Materials provided:

**********

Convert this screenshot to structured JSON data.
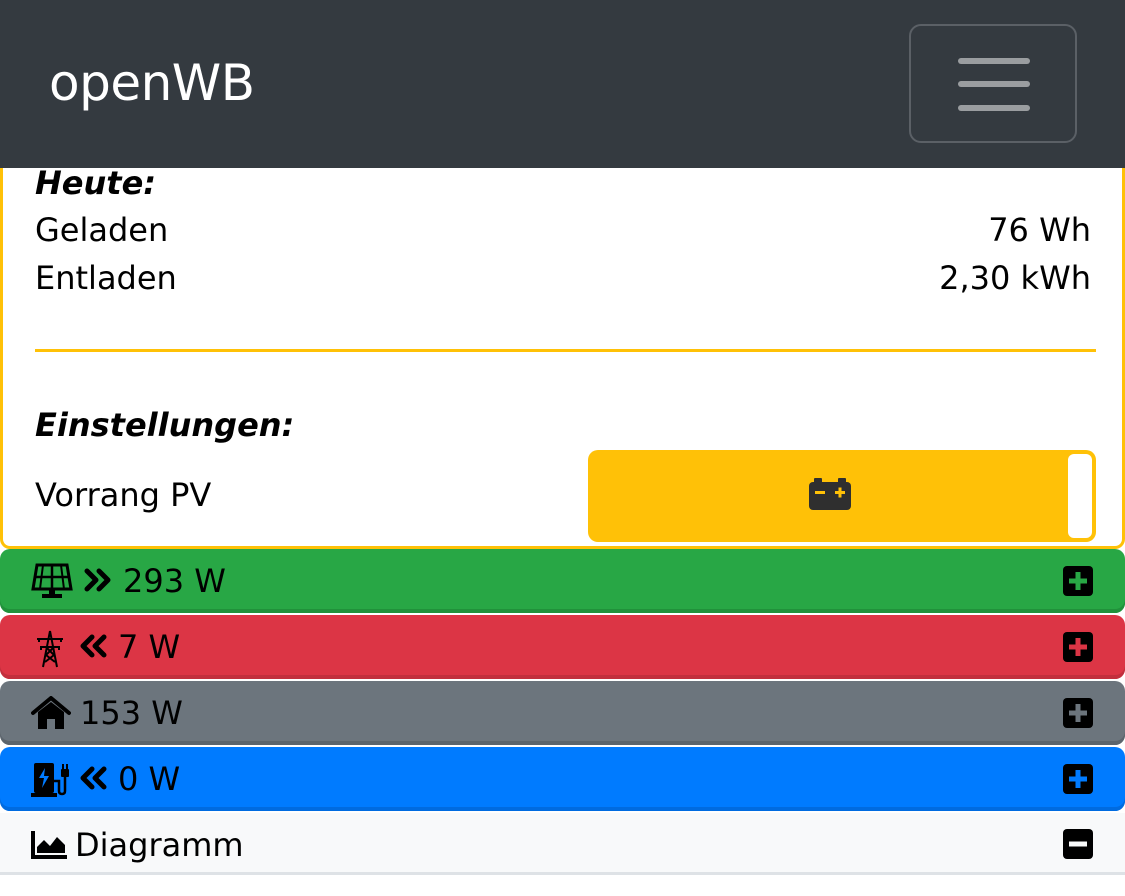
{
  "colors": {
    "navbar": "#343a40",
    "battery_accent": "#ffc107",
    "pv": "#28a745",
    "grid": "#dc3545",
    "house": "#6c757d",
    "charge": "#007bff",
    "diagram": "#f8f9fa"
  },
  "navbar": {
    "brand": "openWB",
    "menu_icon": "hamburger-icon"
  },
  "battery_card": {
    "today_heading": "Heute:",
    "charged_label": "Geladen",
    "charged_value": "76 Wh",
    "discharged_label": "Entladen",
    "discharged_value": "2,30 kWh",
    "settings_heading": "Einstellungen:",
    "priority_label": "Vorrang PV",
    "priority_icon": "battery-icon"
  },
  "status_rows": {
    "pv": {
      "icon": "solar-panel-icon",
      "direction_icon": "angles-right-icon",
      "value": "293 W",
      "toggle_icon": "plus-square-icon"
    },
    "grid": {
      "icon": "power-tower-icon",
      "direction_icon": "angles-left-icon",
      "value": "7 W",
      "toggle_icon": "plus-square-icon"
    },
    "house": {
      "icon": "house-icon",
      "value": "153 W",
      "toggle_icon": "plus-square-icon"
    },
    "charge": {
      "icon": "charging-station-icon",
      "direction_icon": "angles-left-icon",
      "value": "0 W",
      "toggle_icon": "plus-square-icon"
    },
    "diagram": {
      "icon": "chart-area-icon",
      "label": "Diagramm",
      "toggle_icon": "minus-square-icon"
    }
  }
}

**********

Objective:
Your task is to copy the entries in full and exactly, without any images.

Result:
Convert this screenshot to structured JSON data.
{
  "colors": {
    "navbar": "#343a40",
    "battery_accent": "#ffc107",
    "pv": "#28a745",
    "grid": "#dc3545",
    "house": "#6c757d",
    "charge": "#007bff",
    "diagram": "#f8f9fa"
  },
  "navbar": {
    "brand": "openWB",
    "menu_icon": "hamburger-icon"
  },
  "battery_card": {
    "today_heading": "Heute:",
    "charged_label": "Geladen",
    "charged_value": "76 Wh",
    "discharged_label": "Entladen",
    "discharged_value": "2,30 kWh",
    "settings_heading": "Einstellungen:",
    "priority_label": "Vorrang PV",
    "priority_icon": "battery-icon"
  },
  "status_rows": {
    "pv": {
      "icon": "solar-panel-icon",
      "direction_icon": "angles-right-icon",
      "value": "293 W",
      "toggle_icon": "plus-square-icon"
    },
    "grid": {
      "icon": "power-tower-icon",
      "direction_icon": "angles-left-icon",
      "value": "7 W",
      "toggle_icon": "plus-square-icon"
    },
    "house": {
      "icon": "house-icon",
      "value": "153 W",
      "toggle_icon": "plus-square-icon"
    },
    "charge": {
      "icon": "charging-station-icon",
      "direction_icon": "angles-left-icon",
      "value": "0 W",
      "toggle_icon": "plus-square-icon"
    },
    "diagram": {
      "icon": "chart-area-icon",
      "label": "Diagramm",
      "toggle_icon": "minus-square-icon"
    }
  }
}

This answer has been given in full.